» **The records**:
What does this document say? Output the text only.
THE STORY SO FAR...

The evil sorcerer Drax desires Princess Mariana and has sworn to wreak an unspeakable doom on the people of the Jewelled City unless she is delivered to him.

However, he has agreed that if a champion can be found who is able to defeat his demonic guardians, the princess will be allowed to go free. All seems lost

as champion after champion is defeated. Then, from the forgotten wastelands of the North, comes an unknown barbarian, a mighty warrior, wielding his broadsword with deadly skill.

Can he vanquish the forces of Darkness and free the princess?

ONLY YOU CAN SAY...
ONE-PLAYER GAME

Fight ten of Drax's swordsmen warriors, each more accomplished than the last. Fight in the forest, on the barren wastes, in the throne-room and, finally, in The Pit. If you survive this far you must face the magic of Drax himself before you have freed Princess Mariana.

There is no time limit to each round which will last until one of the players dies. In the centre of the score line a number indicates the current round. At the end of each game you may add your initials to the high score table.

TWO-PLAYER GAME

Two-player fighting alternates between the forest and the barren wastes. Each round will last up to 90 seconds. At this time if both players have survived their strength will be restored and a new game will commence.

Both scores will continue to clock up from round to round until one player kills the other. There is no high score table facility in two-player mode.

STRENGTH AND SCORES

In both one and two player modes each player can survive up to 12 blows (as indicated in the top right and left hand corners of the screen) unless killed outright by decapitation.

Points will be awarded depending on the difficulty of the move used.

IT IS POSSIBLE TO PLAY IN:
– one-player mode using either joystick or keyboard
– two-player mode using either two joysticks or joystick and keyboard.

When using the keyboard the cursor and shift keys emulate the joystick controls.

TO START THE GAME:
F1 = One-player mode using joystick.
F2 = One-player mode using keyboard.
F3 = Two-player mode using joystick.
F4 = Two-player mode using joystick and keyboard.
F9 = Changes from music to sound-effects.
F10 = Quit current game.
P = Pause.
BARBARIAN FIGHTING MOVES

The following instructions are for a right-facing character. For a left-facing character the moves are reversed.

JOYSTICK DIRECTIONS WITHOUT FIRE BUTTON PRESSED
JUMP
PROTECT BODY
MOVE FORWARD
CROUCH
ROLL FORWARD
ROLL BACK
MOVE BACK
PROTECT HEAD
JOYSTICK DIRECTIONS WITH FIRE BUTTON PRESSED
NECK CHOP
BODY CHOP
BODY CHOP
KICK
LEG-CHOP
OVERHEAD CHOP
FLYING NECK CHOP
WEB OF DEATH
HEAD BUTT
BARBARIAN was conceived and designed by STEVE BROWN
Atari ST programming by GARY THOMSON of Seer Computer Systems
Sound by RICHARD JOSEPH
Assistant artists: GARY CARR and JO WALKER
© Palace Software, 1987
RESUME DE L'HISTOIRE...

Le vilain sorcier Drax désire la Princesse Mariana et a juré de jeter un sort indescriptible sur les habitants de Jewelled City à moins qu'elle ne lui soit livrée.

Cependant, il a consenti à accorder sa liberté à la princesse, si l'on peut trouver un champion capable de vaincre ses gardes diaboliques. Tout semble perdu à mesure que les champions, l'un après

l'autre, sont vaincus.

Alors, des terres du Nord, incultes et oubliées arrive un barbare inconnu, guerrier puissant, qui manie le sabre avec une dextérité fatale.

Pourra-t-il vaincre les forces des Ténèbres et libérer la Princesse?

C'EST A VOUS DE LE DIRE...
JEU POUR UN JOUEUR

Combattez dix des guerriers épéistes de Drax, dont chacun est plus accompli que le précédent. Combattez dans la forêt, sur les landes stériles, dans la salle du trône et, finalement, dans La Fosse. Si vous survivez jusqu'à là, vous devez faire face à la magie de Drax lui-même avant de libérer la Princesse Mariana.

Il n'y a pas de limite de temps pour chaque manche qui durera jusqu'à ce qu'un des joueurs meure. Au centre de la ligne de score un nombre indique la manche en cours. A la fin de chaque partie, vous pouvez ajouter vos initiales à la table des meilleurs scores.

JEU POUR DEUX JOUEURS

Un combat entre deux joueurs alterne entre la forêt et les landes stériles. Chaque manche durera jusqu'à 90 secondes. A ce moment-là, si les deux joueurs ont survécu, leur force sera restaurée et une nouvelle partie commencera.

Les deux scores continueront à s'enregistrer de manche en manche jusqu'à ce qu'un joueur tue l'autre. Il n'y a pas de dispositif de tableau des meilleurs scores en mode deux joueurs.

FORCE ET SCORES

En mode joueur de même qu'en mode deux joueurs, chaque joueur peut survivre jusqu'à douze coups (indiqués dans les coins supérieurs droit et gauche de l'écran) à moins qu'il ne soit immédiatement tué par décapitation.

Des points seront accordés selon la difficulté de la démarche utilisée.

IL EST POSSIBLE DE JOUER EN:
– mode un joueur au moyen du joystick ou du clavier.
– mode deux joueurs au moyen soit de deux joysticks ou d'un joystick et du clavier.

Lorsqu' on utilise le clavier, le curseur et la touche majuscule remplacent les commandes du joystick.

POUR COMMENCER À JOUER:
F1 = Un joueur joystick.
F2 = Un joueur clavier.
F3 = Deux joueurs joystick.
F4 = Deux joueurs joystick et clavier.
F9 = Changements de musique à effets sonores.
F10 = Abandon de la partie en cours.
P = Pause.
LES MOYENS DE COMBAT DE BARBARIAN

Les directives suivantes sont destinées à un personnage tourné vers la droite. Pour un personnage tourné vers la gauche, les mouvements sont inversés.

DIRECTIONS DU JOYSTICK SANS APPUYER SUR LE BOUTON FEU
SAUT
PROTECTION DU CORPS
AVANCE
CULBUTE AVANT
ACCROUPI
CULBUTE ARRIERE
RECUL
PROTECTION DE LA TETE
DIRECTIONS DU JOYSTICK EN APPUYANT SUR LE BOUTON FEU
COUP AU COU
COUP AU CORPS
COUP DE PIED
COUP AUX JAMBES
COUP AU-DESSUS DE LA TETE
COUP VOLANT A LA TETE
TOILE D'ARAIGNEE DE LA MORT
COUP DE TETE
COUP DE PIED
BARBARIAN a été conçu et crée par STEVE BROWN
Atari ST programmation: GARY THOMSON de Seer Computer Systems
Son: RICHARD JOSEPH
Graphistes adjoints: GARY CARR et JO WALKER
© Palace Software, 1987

---

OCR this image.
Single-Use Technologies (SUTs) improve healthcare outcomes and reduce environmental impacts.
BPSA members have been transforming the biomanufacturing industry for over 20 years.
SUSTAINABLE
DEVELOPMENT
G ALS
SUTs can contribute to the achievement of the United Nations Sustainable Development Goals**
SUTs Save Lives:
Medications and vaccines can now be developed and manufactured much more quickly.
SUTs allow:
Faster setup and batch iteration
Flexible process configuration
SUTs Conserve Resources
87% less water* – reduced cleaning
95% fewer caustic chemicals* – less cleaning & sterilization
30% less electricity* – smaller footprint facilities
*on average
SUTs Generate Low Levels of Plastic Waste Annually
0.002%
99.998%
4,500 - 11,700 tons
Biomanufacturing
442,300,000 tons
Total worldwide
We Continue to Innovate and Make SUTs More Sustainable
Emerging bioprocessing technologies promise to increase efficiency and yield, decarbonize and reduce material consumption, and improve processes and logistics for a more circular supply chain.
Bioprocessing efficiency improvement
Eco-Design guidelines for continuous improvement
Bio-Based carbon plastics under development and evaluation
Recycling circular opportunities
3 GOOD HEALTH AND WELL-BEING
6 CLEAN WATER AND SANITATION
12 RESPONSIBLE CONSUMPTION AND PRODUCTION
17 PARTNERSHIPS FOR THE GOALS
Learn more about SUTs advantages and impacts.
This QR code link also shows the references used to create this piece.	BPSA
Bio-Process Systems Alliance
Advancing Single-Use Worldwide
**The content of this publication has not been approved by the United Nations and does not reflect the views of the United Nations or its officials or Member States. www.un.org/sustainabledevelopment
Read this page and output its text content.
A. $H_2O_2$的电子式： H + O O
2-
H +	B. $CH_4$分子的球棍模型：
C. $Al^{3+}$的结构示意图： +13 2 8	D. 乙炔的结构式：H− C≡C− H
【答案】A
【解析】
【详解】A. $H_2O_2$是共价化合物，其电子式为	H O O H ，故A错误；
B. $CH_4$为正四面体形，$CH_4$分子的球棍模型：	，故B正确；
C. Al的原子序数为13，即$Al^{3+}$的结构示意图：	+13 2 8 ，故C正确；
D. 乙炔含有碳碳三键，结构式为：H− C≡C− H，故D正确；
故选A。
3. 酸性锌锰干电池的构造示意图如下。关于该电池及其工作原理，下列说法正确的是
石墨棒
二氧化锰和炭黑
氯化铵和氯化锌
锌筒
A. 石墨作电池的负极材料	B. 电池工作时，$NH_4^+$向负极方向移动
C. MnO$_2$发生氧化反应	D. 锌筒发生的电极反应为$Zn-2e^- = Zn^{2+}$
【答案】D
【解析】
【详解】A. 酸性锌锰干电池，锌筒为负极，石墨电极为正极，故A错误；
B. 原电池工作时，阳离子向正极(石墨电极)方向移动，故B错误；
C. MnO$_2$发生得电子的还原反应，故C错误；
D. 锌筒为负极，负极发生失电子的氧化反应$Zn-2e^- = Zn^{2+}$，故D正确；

» **Job**: Find every line that holds "been" and copy it.

» **Answer to the problem**:
BPSA members have been transforming the biomanufacturing industry for over 20 years.
**The content of this publication has not been approved by the United Nations and does not reflect the views of the United Nations or its officials or Member States. www.un.org/sustainabledevelopment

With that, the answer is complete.